● Stated problem
Search the data below for the word "needle" and copy each line that holds it.

────────

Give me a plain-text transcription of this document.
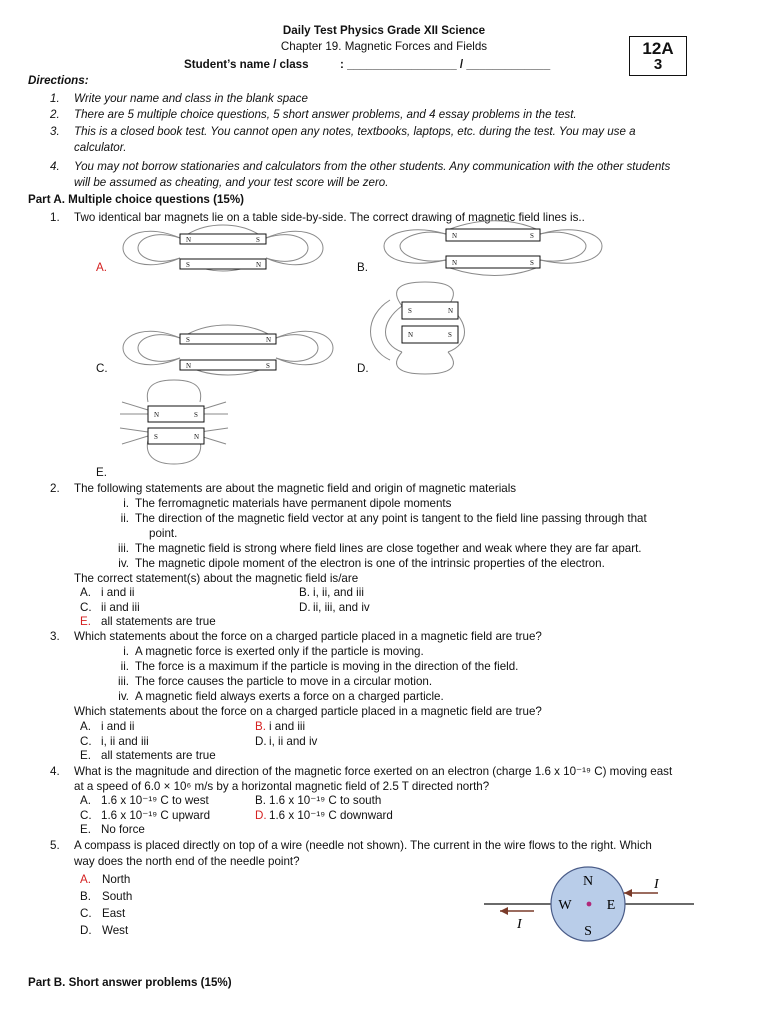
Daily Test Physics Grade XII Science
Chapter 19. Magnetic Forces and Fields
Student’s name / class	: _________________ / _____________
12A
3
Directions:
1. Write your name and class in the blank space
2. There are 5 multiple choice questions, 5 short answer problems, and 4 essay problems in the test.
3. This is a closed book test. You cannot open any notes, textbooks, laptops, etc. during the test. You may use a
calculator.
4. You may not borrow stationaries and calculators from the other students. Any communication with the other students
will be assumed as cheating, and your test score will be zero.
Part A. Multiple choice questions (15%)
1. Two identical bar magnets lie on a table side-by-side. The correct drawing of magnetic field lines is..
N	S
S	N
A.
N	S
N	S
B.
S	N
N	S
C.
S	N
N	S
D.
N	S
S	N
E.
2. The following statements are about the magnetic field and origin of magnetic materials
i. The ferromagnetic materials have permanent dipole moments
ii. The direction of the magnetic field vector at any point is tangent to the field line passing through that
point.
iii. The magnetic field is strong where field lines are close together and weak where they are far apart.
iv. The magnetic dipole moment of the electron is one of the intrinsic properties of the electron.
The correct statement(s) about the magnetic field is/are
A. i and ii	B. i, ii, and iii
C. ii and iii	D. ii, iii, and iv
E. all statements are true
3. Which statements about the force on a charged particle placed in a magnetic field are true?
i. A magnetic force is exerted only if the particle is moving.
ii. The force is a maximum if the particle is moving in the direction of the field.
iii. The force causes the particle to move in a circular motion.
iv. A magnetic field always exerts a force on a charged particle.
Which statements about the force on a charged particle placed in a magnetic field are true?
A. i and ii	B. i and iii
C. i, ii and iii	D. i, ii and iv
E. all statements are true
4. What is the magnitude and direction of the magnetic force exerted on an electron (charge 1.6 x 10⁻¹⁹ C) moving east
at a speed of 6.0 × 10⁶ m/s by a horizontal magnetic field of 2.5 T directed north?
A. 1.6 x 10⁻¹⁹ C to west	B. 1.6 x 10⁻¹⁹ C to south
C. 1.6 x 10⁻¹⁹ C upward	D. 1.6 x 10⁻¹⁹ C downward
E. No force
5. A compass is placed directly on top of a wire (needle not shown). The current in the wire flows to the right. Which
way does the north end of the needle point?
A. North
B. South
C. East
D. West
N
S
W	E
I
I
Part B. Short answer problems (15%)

────────

● Result
5. A compass is placed directly on top of a wire (needle not shown). The current in the wire flows to the right. Which
way does the north end of the needle point?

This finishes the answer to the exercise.